* [Task to carry out]:
Word for word, restate every line of the material.

:::::

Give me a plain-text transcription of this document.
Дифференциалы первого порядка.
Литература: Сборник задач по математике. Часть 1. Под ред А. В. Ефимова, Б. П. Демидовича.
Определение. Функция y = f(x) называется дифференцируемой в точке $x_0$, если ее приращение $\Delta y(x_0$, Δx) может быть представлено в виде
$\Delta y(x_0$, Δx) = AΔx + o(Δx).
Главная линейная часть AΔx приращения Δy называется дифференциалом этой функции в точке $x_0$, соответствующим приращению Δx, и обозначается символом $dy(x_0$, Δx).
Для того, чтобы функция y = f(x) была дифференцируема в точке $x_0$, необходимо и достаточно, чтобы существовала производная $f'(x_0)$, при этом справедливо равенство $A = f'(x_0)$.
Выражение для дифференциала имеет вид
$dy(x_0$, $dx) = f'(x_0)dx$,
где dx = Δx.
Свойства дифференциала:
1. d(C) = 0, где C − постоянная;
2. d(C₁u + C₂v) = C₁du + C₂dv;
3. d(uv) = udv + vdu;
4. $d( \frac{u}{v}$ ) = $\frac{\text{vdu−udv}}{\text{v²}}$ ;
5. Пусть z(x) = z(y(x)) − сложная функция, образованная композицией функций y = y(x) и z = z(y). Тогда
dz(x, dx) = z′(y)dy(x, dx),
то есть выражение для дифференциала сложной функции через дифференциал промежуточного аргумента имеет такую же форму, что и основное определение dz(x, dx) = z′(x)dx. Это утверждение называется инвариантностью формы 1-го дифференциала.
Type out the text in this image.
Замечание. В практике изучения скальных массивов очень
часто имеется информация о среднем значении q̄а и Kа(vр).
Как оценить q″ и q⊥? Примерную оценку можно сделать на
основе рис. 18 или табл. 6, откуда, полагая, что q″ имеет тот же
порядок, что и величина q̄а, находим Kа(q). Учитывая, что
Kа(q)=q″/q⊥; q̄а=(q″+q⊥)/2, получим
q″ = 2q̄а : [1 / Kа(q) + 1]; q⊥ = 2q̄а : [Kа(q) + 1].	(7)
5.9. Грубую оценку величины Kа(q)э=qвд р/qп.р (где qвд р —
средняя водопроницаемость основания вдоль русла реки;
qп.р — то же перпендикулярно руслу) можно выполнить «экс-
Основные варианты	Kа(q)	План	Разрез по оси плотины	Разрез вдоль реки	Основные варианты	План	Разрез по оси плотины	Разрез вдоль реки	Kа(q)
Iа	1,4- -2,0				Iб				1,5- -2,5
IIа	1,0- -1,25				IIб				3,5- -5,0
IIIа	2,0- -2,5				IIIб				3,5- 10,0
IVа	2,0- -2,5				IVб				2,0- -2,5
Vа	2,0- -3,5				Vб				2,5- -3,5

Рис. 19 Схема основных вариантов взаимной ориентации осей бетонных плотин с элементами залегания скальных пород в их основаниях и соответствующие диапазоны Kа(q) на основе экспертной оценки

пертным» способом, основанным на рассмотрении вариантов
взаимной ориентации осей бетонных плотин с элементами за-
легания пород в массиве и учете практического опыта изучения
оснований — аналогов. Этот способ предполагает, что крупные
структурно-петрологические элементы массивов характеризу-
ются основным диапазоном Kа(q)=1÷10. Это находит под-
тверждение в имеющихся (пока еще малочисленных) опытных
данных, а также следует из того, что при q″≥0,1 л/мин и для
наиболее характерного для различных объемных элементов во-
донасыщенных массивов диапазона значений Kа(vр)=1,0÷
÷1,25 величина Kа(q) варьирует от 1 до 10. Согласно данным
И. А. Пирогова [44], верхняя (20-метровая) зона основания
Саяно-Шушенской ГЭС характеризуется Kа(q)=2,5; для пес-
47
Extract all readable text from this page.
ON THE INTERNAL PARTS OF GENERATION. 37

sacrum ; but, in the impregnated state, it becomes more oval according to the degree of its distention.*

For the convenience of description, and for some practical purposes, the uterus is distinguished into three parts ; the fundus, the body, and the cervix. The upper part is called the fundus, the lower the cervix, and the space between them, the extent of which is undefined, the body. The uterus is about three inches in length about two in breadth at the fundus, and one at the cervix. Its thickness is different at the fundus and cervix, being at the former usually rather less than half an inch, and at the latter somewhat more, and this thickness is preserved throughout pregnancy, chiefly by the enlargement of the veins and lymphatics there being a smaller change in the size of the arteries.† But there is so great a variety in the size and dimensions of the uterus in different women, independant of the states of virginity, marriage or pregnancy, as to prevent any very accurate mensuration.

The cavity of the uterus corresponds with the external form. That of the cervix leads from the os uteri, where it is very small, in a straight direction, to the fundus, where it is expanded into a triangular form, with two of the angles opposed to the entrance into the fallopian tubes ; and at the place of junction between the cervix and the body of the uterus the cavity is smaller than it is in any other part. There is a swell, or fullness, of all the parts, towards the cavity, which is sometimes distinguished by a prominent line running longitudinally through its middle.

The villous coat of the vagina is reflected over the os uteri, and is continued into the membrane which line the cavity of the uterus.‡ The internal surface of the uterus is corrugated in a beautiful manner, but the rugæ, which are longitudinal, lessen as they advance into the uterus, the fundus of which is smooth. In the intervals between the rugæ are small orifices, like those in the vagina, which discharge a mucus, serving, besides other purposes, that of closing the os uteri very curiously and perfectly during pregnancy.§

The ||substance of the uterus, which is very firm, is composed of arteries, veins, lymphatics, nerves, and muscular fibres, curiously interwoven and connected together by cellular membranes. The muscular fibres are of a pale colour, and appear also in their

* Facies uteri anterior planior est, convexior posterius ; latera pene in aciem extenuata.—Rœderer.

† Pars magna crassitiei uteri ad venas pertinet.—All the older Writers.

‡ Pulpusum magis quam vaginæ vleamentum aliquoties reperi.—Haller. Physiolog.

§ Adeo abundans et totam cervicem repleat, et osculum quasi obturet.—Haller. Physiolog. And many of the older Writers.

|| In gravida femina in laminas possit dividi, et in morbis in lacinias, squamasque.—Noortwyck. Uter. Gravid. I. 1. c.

:::::

* [Written reply]:
Give me a plain-text transcription of this document.
Дифференциалы первого порядка.
Литература: Сборник задач по математике. Часть 1. Под ред А. В. Ефимова, Б. П. Демидовича.
Определение. Функция y = f(x) называется дифференцируемой в точке $x_0$, если ее приращение $\Delta y(x_0$, Δx) может быть представлено в виде
$\Delta y(x_0$, Δx) = AΔx + o(Δx).
Главная линейная часть AΔx приращения Δy называется дифференциалом этой функции в точке $x_0$, соответствующим приращению Δx, и обозначается символом $dy(x_0$, Δx).
Для того, чтобы функция y = f(x) была дифференцируема в точке $x_0$, необходимо и достаточно, чтобы существовала производная $f'(x_0)$, при этом справедливо равенство $A = f'(x_0)$.
Выражение для дифференциала имеет вид
$dy(x_0$, $dx) = f'(x_0)dx$,
где dx = Δx.
Свойства дифференциала:
1. d(C) = 0, где C − постоянная;
2. d(C₁u + C₂v) = C₁du + C₂dv;
3. d(uv) = udv + vdu;
4. $d( \frac{u}{v}$ ) = $\frac{\text{vdu−udv}}{\text{v²}}$ ;
5. Пусть z(x) = z(y(x)) − сложная функция, образованная композицией функций y = y(x) и z = z(y). Тогда
dz(x, dx) = z′(y)dy(x, dx),
то есть выражение для дифференциала сложной функции через дифференциал промежуточного аргумента имеет такую же форму, что и основное определение dz(x, dx) = z′(x)dx. Это утверждение называется инвариантностью формы 1-го дифференциала.
Type out the text in this image.
Замечание. В практике изучения скальных массивов очень
часто имеется информация о среднем значении q̄а и Kа(vр).
Как оценить q″ и q⊥? Примерную оценку можно сделать на
основе рис. 18 или табл. 6, откуда, полагая, что q″ имеет тот же
порядок, что и величина q̄а, находим Kа(q). Учитывая, что
Kа(q)=q″/q⊥; q̄а=(q″+q⊥)/2, получим
q″ = 2q̄а : [1 / Kа(q) + 1]; q⊥ = 2q̄а : [Kа(q) + 1].	(7)
5.9. Грубую оценку величины Kа(q)э=qвд р/qп.р (где qвд р —
средняя водопроницаемость основания вдоль русла реки;
qп.р — то же перпендикулярно руслу) можно выполнить «экс-
Основные варианты	Kа(q)	План	Разрез по оси плотины	Разрез вдоль реки	Основные варианты	План	Разрез по оси плотины	Разрез вдоль реки	Kа(q)
Iа	1,4- -2,0				Iб				1,5- -2,5
IIа	1,0- -1,25				IIб				3,5- -5,0
IIIа	2,0- -2,5				IIIб				3,5- 10,0
IVа	2,0- -2,5				IVб				2,0- -2,5
Vа	2,0- -3,5				Vб				2,5- -3,5

Рис. 19 Схема основных вариантов взаимной ориентации осей бетонных плотин с элементами залегания скальных пород в их основаниях и соответствующие диапазоны Kа(q) на основе экспертной оценки

пертным» способом, основанным на рассмотрении вариантов
взаимной ориентации осей бетонных плотин с элементами за-
легания пород в массиве и учете практического опыта изучения
оснований — аналогов. Этот способ предполагает, что крупные
структурно-петрологические элементы массивов характеризу-
ются основным диапазоном Kа(q)=1÷10. Это находит под-
тверждение в имеющихся (пока еще малочисленных) опытных
данных, а также следует из того, что при q″≥0,1 л/мин и для
наиболее характерного для различных объемных элементов во-
донасыщенных массивов диапазона значений Kа(vр)=1,0÷
÷1,25 величина Kа(q) варьирует от 1 до 10. Согласно данным
И. А. Пирогова [44], верхняя (20-метровая) зона основания
Саяно-Шушенской ГЭС характеризуется Kа(q)=2,5; для пес-
47
Extract all readable text from this page.
ON THE INTERNAL PARTS OF GENERATION. 37

sacrum ; but, in the impregnated state, it becomes more oval according to the degree of its distention.*

For the convenience of description, and for some practical purposes, the uterus is distinguished into three parts ; the fundus, the body, and the cervix. The upper part is called the fundus, the lower the cervix, and the space between them, the extent of which is undefined, the body. The uterus is about three inches in length about two in breadth at the fundus, and one at the cervix. Its thickness is different at the fundus and cervix, being at the former usually rather less than half an inch, and at the latter somewhat more, and this thickness is preserved throughout pregnancy, chiefly by the enlargement of the veins and lymphatics there being a smaller change in the size of the arteries.† But there is so great a variety in the size and dimensions of the uterus in different women, independant of the states of virginity, marriage or pregnancy, as to prevent any very accurate mensuration.

The cavity of the uterus corresponds with the external form. That of the cervix leads from the os uteri, where it is very small, in a straight direction, to the fundus, where it is expanded into a triangular form, with two of the angles opposed to the entrance into the fallopian tubes ; and at the place of junction between the cervix and the body of the uterus the cavity is smaller than it is in any other part. There is a swell, or fullness, of all the parts, towards the cavity, which is sometimes distinguished by a prominent line running longitudinally through its middle.

The villous coat of the vagina is reflected over the os uteri, and is continued into the membrane which line the cavity of the uterus.‡ The internal surface of the uterus is corrugated in a beautiful manner, but the rugæ, which are longitudinal, lessen as they advance into the uterus, the fundus of which is smooth. In the intervals between the rugæ are small orifices, like those in the vagina, which discharge a mucus, serving, besides other purposes, that of closing the os uteri very curiously and perfectly during pregnancy.§

The ||substance of the uterus, which is very firm, is composed of arteries, veins, lymphatics, nerves, and muscular fibres, curiously interwoven and connected together by cellular membranes. The muscular fibres are of a pale colour, and appear also in their

* Facies uteri anterior planior est, convexior posterius ; latera pene in aciem extenuata.—Rœderer.

† Pars magna crassitiei uteri ad venas pertinet.—All the older Writers.

‡ Pulpusum magis quam vaginæ vleamentum aliquoties reperi.—Haller. Physiolog.

§ Adeo abundans et totam cervicem repleat, et osculum quasi obturet.—Haller. Physiolog. And many of the older Writers.

|| In gravida femina in laminas possit dividi, et in morbis in lacinias, squamasque.—Noortwyck. Uter. Gravid. I. 1. c.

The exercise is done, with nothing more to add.